| WHAT IS BEING ASKED |
Transcribe all the records with complete accuracy.

| DATA SHOWN |
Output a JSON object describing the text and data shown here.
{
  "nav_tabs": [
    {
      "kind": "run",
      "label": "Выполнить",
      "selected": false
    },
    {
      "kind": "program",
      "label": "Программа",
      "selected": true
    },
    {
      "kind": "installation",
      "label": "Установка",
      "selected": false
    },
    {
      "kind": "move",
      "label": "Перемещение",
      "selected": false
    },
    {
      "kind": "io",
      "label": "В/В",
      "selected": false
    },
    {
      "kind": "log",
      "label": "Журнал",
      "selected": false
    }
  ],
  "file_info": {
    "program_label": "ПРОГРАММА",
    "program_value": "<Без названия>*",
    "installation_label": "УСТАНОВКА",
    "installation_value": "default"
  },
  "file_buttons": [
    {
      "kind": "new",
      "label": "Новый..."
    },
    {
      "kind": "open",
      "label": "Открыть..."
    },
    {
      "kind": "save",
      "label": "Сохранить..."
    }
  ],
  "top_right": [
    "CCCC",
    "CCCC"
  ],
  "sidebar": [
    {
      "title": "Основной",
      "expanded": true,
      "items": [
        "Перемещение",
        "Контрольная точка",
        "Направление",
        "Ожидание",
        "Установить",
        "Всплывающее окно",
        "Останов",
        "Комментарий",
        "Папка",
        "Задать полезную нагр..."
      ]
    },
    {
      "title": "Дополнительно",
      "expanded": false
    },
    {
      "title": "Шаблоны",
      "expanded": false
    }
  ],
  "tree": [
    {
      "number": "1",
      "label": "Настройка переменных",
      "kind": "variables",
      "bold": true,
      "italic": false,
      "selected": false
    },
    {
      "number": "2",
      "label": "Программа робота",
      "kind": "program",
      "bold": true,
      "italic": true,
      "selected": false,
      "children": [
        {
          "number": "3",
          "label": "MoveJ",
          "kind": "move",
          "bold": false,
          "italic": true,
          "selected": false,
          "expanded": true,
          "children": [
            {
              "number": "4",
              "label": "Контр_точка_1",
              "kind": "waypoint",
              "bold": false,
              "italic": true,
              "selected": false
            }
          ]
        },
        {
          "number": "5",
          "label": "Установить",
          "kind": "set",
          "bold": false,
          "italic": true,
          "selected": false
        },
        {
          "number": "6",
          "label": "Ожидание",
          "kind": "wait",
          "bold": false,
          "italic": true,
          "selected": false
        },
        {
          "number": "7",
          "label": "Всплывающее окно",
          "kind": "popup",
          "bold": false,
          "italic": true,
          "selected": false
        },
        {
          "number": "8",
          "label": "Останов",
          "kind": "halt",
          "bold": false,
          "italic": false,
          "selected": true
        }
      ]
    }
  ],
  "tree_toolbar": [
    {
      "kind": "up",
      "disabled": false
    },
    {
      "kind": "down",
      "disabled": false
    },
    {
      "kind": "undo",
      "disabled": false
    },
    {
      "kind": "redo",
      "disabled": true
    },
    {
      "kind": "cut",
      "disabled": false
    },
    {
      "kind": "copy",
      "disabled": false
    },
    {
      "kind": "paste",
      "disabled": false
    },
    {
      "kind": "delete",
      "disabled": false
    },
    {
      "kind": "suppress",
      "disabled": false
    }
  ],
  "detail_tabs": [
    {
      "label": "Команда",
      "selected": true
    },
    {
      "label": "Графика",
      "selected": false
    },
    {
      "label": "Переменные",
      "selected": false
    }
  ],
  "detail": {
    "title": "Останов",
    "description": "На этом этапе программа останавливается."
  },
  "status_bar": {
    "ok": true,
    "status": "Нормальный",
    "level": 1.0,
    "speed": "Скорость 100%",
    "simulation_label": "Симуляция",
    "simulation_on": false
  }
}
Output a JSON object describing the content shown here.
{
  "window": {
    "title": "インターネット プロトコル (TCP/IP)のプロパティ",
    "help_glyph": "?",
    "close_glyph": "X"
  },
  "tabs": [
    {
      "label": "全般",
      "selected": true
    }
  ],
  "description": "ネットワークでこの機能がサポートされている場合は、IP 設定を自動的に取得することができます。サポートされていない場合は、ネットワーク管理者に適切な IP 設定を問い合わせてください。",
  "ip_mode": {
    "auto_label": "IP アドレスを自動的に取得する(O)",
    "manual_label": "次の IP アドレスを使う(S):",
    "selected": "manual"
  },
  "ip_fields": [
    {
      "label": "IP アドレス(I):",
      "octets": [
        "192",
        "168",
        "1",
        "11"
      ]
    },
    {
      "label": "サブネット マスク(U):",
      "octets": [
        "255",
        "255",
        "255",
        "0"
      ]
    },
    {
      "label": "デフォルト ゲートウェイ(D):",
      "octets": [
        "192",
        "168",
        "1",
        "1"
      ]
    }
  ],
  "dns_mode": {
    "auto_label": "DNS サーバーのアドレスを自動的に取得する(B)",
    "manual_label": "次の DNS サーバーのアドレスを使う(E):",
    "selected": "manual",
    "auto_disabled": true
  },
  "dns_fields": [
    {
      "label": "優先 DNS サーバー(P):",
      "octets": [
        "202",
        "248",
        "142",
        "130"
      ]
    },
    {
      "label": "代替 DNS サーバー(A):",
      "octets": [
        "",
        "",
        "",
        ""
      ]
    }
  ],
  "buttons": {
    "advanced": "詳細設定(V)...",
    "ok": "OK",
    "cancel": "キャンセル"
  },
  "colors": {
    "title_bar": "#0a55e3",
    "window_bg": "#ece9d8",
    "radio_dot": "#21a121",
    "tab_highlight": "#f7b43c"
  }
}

| RESPONSE FOR THIS EXERCISE |
Output a JSON object describing the text and data shown here.
{
  "nav_tabs": [
    {
      "kind": "run",
      "label": "Выполнить",
      "selected": false
    },
    {
      "kind": "program",
      "label": "Программа",
      "selected": true
    },
    {
      "kind": "installation",
      "label": "Установка",
      "selected": false
    },
    {
      "kind": "move",
      "label": "Перемещение",
      "selected": false
    },
    {
      "kind": "io",
      "label": "В/В",
      "selected": false
    },
    {
      "kind": "log",
      "label": "Журнал",
      "selected": false
    }
  ],
  "file_info": {
    "program_label": "ПРОГРАММА",
    "program_value": "<Без названия>*",
    "installation_label": "УСТАНОВКА",
    "installation_value": "default"
  },
  "file_buttons": [
    {
      "kind": "new",
      "label": "Новый..."
    },
    {
      "kind": "open",
      "label": "Открыть..."
    },
    {
      "kind": "save",
      "label": "Сохранить..."
    }
  ],
  "top_right": [
    "CCCC",
    "CCCC"
  ],
  "sidebar": [
    {
      "title": "Основной",
      "expanded": true,
      "items": [
        "Перемещение",
        "Контрольная точка",
        "Направление",
        "Ожидание",
        "Установить",
        "Всплывающее окно",
        "Останов",
        "Комментарий",
        "Папка",
        "Задать полезную нагр..."
      ]
    },
    {
      "title": "Дополнительно",
      "expanded": false
    },
    {
      "title": "Шаблоны",
      "expanded": false
    }
  ],
  "tree": [
    {
      "number": "1",
      "label": "Настройка переменных",
      "kind": "variables",
      "bold": true,
      "italic": false,
      "selected": false
    },
    {
      "number": "2",
      "label": "Программа робота",
      "kind": "program",
      "bold": true,
      "italic": true,
      "selected": false,
      "children": [
        {
          "number": "3",
          "label": "MoveJ",
          "kind": "move",
          "bold": false,
          "italic": true,
          "selected": false,
          "expanded": true,
          "children": [
            {
              "number": "4",
              "label": "Контр_точка_1",
              "kind": "waypoint",
              "bold": false,
              "italic": true,
              "selected": false
            }
          ]
        },
        {
          "number": "5",
          "label": "Установить",
          "kind": "set",
          "bold": false,
          "italic": true,
          "selected": false
        },
        {
          "number": "6",
          "label": "Ожидание",
          "kind": "wait",
          "bold": false,
          "italic": true,
          "selected": false
        },
        {
          "number": "7",
          "label": "Всплывающее окно",
          "kind": "popup",
          "bold": false,
          "italic": true,
          "selected": false
        },
        {
          "number": "8",
          "label": "Останов",
          "kind": "halt",
          "bold": false,
          "italic": false,
          "selected": true
        }
      ]
    }
  ],
  "tree_toolbar": [
    {
      "kind": "up",
      "disabled": false
    },
    {
      "kind": "down",
      "disabled": false
    },
    {
      "kind": "undo",
      "disabled": false
    },
    {
      "kind": "redo",
      "disabled": true
    },
    {
      "kind": "cut",
      "disabled": false
    },
    {
      "kind": "copy",
      "disabled": false
    },
    {
      "kind": "paste",
      "disabled": false
    },
    {
      "kind": "delete",
      "disabled": false
    },
    {
      "kind": "suppress",
      "disabled": false
    }
  ],
  "detail_tabs": [
    {
      "label": "Команда",
      "selected": true
    },
    {
      "label": "Графика",
      "selected": false
    },
    {
      "label": "Переменные",
      "selected": false
    }
  ],
  "detail": {
    "title": "Останов",
    "description": "На этом этапе программа останавливается."
  },
  "status_bar": {
    "ok": true,
    "status": "Нормальный",
    "level": 1.0,
    "speed": "Скорость 100%",
    "simulation_label": "Симуляция",
    "simulation_on": false
  }
}
Output a JSON object describing the content shown here.
{
  "window": {
    "title": "インターネット プロトコル (TCP/IP)のプロパティ",
    "help_glyph": "?",
    "close_glyph": "X"
  },
  "tabs": [
    {
      "label": "全般",
      "selected": true
    }
  ],
  "description": "ネットワークでこの機能がサポートされている場合は、IP 設定を自動的に取得することができます。サポートされていない場合は、ネットワーク管理者に適切な IP 設定を問い合わせてください。",
  "ip_mode": {
    "auto_label": "IP アドレスを自動的に取得する(O)",
    "manual_label": "次の IP アドレスを使う(S):",
    "selected": "manual"
  },
  "ip_fields": [
    {
      "label": "IP アドレス(I):",
      "octets": [
        "192",
        "168",
        "1",
        "11"
      ]
    },
    {
      "label": "サブネット マスク(U):",
      "octets": [
        "255",
        "255",
        "255",
        "0"
      ]
    },
    {
      "label": "デフォルト ゲートウェイ(D):",
      "octets": [
        "192",
        "168",
        "1",
        "1"
      ]
    }
  ],
  "dns_mode": {
    "auto_label": "DNS サーバーのアドレスを自動的に取得する(B)",
    "manual_label": "次の DNS サーバーのアドレスを使う(E):",
    "selected": "manual",
    "auto_disabled": true
  },
  "dns_fields": [
    {
      "label": "優先 DNS サーバー(P):",
      "octets": [
        "202",
        "248",
        "142",
        "130"
      ]
    },
    {
      "label": "代替 DNS サーバー(A):",
      "octets": [
        "",
        "",
        "",
        ""
      ]
    }
  ],
  "buttons": {
    "advanced": "詳細設定(V)...",
    "ok": "OK",
    "cancel": "キャンセル"
  },
  "colors": {
    "title_bar": "#0a55e3",
    "window_bg": "#ece9d8",
    "radio_dot": "#21a121",
    "tab_highlight": "#f7b43c"
  }
}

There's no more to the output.